### AIM
Copy each line in the data that includes the word "والعالم".

━━━━━ INFORMATION SHOWN ━━━━━

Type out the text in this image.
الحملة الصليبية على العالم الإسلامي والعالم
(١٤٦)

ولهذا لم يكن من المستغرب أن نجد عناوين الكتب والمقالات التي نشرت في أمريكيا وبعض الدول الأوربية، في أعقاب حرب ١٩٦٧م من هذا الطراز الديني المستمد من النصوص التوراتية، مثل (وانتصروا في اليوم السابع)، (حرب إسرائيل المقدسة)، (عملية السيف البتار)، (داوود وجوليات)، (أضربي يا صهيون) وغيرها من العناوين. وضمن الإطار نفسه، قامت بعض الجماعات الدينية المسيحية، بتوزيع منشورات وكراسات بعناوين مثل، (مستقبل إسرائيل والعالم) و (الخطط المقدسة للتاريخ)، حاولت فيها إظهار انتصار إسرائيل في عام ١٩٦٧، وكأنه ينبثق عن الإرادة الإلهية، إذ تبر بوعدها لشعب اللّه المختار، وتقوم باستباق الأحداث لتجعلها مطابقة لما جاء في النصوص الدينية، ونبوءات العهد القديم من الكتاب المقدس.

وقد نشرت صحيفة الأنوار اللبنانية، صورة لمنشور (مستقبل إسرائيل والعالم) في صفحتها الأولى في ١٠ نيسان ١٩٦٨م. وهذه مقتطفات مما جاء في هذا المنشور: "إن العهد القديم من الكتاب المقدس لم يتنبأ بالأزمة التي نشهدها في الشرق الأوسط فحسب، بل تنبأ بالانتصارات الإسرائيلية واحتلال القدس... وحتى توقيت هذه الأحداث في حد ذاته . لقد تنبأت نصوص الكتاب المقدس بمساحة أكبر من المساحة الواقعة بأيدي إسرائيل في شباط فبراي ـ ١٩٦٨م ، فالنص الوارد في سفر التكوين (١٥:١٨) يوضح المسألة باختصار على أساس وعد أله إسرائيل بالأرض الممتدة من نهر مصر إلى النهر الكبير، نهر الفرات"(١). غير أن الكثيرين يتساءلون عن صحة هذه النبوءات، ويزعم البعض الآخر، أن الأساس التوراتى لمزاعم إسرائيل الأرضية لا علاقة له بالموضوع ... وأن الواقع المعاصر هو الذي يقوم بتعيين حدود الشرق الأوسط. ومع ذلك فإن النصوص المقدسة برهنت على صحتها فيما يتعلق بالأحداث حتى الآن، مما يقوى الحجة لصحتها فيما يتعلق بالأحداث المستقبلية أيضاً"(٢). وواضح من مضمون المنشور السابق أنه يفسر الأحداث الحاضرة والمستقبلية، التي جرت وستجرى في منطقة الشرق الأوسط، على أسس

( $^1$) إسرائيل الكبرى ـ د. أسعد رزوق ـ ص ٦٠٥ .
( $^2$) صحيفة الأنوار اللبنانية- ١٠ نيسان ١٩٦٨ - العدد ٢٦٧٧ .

━━━━━

### TASK ANSWER
الحملة الصليبية على العالم الإسلامي والعالم
ولهذا لم يكن من المستغرب أن نجد عناوين الكتب والمقالات التي نشرت في أمريكيا وبعض الدول الأوربية، في أعقاب حرب ١٩٦٧م من هذا الطراز الديني المستمد من النصوص التوراتية، مثل (وانتصروا في اليوم السابع)، (حرب إسرائيل المقدسة)، (عملية السيف البتار)، (داوود وجوليات)، (أضربي يا صهيون) وغيرها من العناوين. وضمن الإطار نفسه، قامت بعض الجماعات الدينية المسيحية، بتوزيع منشورات وكراسات بعناوين مثل، (مستقبل إسرائيل والعالم) و (الخطط المقدسة للتاريخ)، حاولت فيها إظهار انتصار إسرائيل في عام ١٩٦٧، وكأنه ينبثق عن الإرادة الإلهية، إذ تبر بوعدها لشعب اللّه المختار، وتقوم باستباق الأحداث لتجعلها مطابقة لما جاء في النصوص الدينية، ونبوءات العهد القديم من الكتاب المقدس.
وقد نشرت صحيفة الأنوار اللبنانية، صورة لمنشور (مستقبل إسرائيل والعالم) في صفحتها الأولى في ١٠ نيسان ١٩٦٨م. وهذه مقتطفات مما جاء في هذا المنشور: "إن العهد القديم من الكتاب المقدس لم يتنبأ بالأزمة التي نشهدها في الشرق الأوسط فحسب، بل تنبأ بالانتصارات الإسرائيلية واحتلال القدس... وحتى توقيت هذه الأحداث في حد ذاته . لقد تنبأت نصوص الكتاب المقدس بمساحة أكبر من المساحة الواقعة بأيدي إسرائيل في شباط فبراي ـ ١٩٦٨م ، فالنص الوارد في سفر التكوين (١٥:١٨) يوضح المسألة باختصار على أساس وعد أله إسرائيل بالأرض الممتدة من نهر مصر إلى النهر الكبير، نهر الفرات"(١). غير أن الكثيرين يتساءلون عن صحة هذه النبوءات، ويزعم البعض الآخر، أن الأساس التوراتى لمزاعم إسرائيل الأرضية لا علاقة له بالموضوع ... وأن الواقع المعاصر هو الذي يقوم بتعيين حدود الشرق الأوسط. ومع ذلك فإن النصوص المقدسة برهنت على صحتها فيما يتعلق بالأحداث حتى الآن، مما يقوى الحجة لصحتها فيما يتعلق بالأحداث المستقبلية أيضاً"(٢). وواضح من مضمون المنشور السابق أنه يفسر الأحداث الحاضرة والمستقبلية، التي جرت وستجرى في منطقة الشرق الأوسط، على أسس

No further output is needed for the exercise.